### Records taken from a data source
════════

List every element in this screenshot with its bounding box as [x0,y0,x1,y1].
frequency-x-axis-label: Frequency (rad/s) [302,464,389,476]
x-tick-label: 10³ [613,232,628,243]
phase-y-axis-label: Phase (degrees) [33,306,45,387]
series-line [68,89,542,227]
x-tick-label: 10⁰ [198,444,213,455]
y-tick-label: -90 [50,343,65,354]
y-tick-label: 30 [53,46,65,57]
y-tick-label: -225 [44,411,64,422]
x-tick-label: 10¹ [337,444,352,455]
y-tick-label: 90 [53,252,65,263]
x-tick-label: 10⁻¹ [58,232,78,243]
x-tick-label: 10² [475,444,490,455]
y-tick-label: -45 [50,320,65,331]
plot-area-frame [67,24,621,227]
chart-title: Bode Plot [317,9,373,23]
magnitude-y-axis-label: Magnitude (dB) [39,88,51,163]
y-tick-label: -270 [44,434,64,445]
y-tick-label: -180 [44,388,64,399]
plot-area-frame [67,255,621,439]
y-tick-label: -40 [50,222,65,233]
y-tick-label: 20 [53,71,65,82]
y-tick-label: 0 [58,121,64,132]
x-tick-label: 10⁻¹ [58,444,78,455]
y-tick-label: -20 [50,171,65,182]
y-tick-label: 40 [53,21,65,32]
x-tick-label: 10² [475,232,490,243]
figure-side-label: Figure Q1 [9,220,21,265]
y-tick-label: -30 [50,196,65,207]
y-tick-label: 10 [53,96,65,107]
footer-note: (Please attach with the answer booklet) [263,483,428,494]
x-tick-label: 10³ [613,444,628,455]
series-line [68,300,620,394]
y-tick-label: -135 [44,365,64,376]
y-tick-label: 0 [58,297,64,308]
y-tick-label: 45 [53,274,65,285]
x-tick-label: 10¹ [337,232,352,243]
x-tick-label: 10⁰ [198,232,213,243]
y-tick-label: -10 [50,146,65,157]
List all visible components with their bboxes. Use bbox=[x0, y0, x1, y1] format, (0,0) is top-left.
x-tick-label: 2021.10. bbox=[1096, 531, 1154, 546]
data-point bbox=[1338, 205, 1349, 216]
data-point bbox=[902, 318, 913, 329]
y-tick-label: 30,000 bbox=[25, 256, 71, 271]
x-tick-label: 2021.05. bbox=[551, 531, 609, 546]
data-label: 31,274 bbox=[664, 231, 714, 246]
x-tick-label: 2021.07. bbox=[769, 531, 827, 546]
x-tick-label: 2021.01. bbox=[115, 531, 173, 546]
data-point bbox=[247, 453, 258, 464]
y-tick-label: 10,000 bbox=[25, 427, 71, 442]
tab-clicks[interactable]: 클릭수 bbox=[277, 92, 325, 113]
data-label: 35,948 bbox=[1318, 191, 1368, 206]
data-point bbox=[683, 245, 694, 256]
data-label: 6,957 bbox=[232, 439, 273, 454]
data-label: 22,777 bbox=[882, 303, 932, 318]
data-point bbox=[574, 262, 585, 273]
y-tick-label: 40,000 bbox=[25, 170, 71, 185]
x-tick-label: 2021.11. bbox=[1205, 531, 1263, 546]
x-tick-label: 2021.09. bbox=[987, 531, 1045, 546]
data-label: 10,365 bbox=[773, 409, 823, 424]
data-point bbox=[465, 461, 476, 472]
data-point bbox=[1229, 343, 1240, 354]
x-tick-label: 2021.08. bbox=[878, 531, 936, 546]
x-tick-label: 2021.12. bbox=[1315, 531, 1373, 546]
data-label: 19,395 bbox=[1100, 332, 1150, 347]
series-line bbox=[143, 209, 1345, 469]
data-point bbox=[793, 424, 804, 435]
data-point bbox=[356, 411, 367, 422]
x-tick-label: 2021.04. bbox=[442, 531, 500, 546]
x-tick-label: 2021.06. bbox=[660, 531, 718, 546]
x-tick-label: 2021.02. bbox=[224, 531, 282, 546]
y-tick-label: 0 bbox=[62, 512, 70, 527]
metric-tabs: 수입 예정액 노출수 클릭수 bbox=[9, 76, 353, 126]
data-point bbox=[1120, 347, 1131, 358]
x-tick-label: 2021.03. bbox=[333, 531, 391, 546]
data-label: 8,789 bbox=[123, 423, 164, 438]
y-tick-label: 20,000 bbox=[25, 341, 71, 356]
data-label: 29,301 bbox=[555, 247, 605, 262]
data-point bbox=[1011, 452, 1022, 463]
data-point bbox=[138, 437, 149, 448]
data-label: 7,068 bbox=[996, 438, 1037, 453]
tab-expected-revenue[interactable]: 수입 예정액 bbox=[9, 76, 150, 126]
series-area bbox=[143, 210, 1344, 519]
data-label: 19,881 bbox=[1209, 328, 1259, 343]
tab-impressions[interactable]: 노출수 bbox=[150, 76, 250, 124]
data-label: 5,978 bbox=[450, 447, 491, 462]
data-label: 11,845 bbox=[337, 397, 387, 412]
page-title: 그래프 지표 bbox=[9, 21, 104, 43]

════════

### What to produce
Rewrite every line of the data above as a JSON list of strings, with one string per line and any blank lines omitted.

### Answer to the exercise
[
  "List every element in this screenshot with its bounding box as [x0,y0,x1,y1].",
  "frequency-x-axis-label: Frequency (rad/s) [302,464,389,476]",
  "x-tick-label: 10³ [613,232,628,243]",
  "phase-y-axis-label: Phase (degrees) [33,306,45,387]",
  "series-line [68,89,542,227]",
  "x-tick-label: 10⁰ [198,444,213,455]",
  "y-tick-label: -90 [50,343,65,354]",
  "y-tick-label: 30 [53,46,65,57]",
  "y-tick-label: -225 [44,411,64,422]",
  "x-tick-label: 10¹ [337,444,352,455]",
  "y-tick-label: 90 [53,252,65,263]",
  "x-tick-label: 10⁻¹ [58,232,78,243]",
  "x-tick-label: 10² [475,444,490,455]",
  "y-tick-label: -45 [50,320,65,331]",
  "plot-area-frame [67,24,621,227]",
  "chart-title: Bode Plot [317,9,373,23]",
  "magnitude-y-axis-label: Magnitude (dB) [39,88,51,163]",
  "y-tick-label: -270 [44,434,64,445]",
  "y-tick-label: -180 [44,388,64,399]",
  "plot-area-frame [67,255,621,439]",
  "y-tick-label: -40 [50,222,65,233]",
  "y-tick-label: 20 [53,71,65,82]",
  "y-tick-label: 0 [58,121,64,132]",
  "x-tick-label: 10⁻¹ [58,444,78,455]",
  "y-tick-label: -20 [50,171,65,182]",
  "y-tick-label: 40 [53,21,65,32]",
  "x-tick-label: 10² [475,232,490,243]",
  "figure-side-label: Figure Q1 [9,220,21,265]",
  "y-tick-label: -30 [50,196,65,207]",
  "y-tick-label: 10 [53,96,65,107]",
  "footer-note: (Please attach with the answer booklet) [263,483,428,494]",
  "x-tick-label: 10³ [613,444,628,455]",
  "series-line [68,300,620,394]",
  "y-tick-label: -135 [44,365,64,376]",
  "y-tick-label: 0 [58,297,64,308]",
  "y-tick-label: 45 [53,274,65,285]",
  "x-tick-label: 10¹ [337,232,352,243]",
  "x-tick-label: 10⁰ [198,232,213,243]",
  "y-tick-label: -10 [50,146,65,157]",
  "List all visible components with their bboxes. Use bbox=[x0, y0, x1, y1] format, (0,0) is top-left.",
  "x-tick-label: 2021.10. bbox=[1096, 531, 1154, 546]",
  "data-point bbox=[1338, 205, 1349, 216]",
  "data-point bbox=[902, 318, 913, 329]",
  "y-tick-label: 30,000 bbox=[25, 256, 71, 271]",
  "x-tick-label: 2021.05. bbox=[551, 531, 609, 546]",
  "data-label: 31,274 bbox=[664, 231, 714, 246]",
  "x-tick-label: 2021.07. bbox=[769, 531, 827, 546]",
  "x-tick-label: 2021.01. bbox=[115, 531, 173, 546]",
  "data-point bbox=[247, 453, 258, 464]",
  "y-tick-label: 10,000 bbox=[25, 427, 71, 442]",
  "tab-clicks[interactable]: 클릭수 bbox=[277, 92, 325, 113]",
  "data-label: 35,948 bbox=[1318, 191, 1368, 206]",
  "data-point bbox=[683, 245, 694, 256]",
  "data-label: 6,957 bbox=[232, 439, 273, 454]",
  "data-label: 22,777 bbox=[882, 303, 932, 318]",
  "data-point bbox=[574, 262, 585, 273]",
  "y-tick-label: 40,000 bbox=[25, 170, 71, 185]",
  "x-tick-label: 2021.11. bbox=[1205, 531, 1263, 546]",
  "x-tick-label: 2021.09. bbox=[987, 531, 1045, 546]",
  "data-label: 10,365 bbox=[773, 409, 823, 424]",
  "data-point bbox=[465, 461, 476, 472]",
  "data-point bbox=[1229, 343, 1240, 354]",
  "x-tick-label: 2021.08. bbox=[878, 531, 936, 546]",
  "x-tick-label: 2021.12. bbox=[1315, 531, 1373, 546]",
  "data-label: 19,395 bbox=[1100, 332, 1150, 347]",
  "series-line bbox=[143, 209, 1345, 469]",
  "data-point bbox=[793, 424, 804, 435]",
  "data-point bbox=[356, 411, 367, 422]",
  "x-tick-label: 2021.04. bbox=[442, 531, 500, 546]",
  "x-tick-label: 2021.06. bbox=[660, 531, 718, 546]",
  "x-tick-label: 2021.02. bbox=[224, 531, 282, 546]",
  "y-tick-label: 0 bbox=[62, 512, 70, 527]",
  "metric-tabs: 수입 예정액 노출수 클릭수 bbox=[9, 76, 353, 126]",
  "data-point bbox=[1120, 347, 1131, 358]",
  "x-tick-label: 2021.03. bbox=[333, 531, 391, 546]",
  "data-label: 8,789 bbox=[123, 423, 164, 438]",
  "y-tick-label: 20,000 bbox=[25, 341, 71, 356]",
  "data-label: 29,301 bbox=[555, 247, 605, 262]",
  "data-point bbox=[1011, 452, 1022, 463]",
  "data-point bbox=[138, 437, 149, 448]",
  "data-label: 7,068 bbox=[996, 438, 1037, 453]",
  "tab-expected-revenue[interactable]: 수입 예정액 bbox=[9, 76, 150, 126]",
  "series-area bbox=[143, 210, 1344, 519]",
  "data-label: 19,881 bbox=[1209, 328, 1259, 343]",
  "tab-impressions[interactable]: 노출수 bbox=[150, 76, 250, 124]",
  "data-label: 5,978 bbox=[450, 447, 491, 462]",
  "data-label: 11,845 bbox=[337, 397, 387, 412]",
  "page-title: 그래프 지표 bbox=[9, 21, 104, 43]"
]